- [Written problem]: Using the records below, give the number of lines where the word "privacy" appears, with no further output.

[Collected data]
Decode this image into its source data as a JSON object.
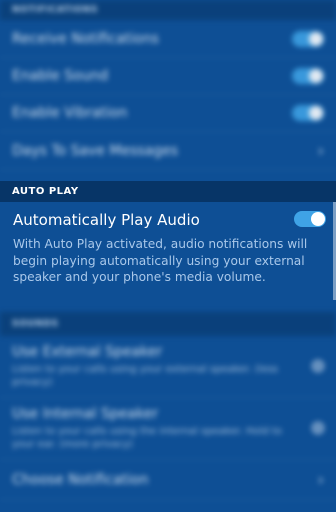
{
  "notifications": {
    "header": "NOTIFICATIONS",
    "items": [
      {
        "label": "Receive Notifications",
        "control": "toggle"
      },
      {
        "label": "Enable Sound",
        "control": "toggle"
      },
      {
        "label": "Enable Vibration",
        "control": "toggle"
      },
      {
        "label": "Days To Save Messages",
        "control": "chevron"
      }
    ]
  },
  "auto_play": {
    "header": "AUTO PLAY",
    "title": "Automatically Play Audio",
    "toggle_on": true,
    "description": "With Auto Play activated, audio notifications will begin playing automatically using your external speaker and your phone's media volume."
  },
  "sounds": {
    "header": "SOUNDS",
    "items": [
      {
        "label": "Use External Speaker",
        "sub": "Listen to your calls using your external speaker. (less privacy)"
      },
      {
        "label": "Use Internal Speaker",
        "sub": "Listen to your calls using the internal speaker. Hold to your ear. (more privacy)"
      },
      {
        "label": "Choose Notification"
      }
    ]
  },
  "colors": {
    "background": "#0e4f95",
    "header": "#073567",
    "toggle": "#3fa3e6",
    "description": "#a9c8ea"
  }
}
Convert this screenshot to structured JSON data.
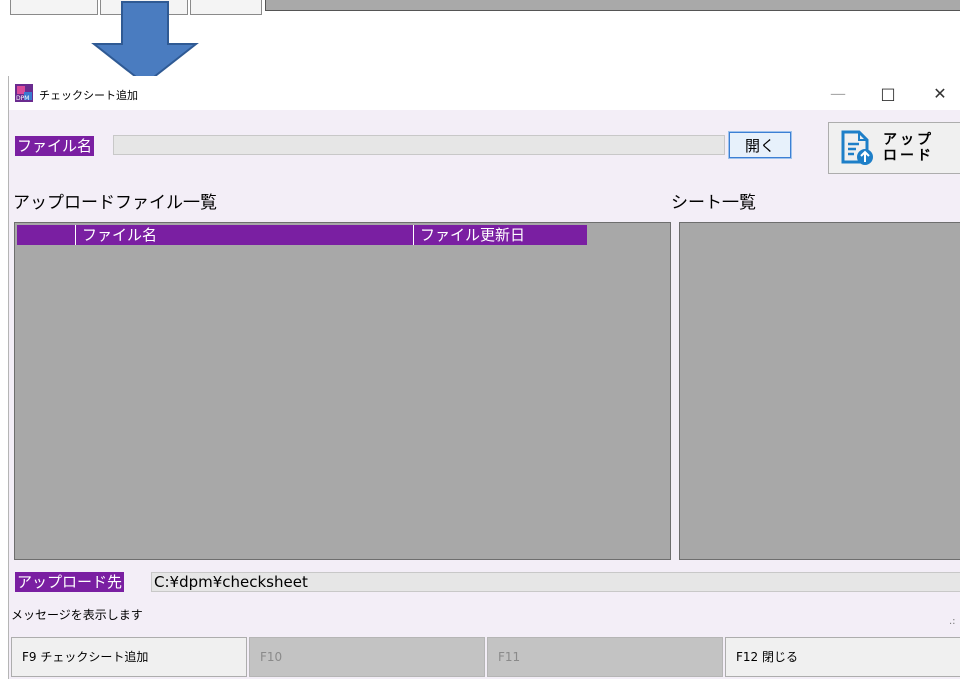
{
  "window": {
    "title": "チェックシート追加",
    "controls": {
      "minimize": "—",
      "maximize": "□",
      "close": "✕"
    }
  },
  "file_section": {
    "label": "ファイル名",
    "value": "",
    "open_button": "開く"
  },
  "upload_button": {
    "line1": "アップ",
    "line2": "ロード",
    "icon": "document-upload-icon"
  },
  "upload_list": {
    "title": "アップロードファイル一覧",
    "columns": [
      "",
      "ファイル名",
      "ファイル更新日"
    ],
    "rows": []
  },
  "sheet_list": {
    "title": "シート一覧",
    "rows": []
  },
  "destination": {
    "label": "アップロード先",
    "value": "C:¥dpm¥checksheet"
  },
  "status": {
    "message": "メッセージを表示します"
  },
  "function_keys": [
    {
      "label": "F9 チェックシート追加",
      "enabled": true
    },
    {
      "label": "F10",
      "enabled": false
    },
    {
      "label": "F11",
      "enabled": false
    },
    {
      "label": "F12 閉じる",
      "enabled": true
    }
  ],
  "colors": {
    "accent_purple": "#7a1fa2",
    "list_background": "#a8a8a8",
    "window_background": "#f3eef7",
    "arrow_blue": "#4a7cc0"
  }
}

---

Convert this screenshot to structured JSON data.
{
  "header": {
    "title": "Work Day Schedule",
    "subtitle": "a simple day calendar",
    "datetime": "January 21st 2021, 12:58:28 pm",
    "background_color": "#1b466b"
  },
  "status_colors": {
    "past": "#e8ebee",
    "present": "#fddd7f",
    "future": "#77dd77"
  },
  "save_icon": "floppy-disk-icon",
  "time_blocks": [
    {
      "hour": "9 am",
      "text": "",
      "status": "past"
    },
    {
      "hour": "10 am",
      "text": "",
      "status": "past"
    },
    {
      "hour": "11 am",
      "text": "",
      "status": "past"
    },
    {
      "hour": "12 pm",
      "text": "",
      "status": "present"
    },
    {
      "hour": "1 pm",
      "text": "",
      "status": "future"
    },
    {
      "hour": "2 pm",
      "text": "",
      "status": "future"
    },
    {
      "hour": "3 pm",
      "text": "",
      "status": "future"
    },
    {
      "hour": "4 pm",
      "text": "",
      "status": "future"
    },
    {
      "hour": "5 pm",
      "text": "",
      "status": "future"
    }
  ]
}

- [Solution for this problem]: 2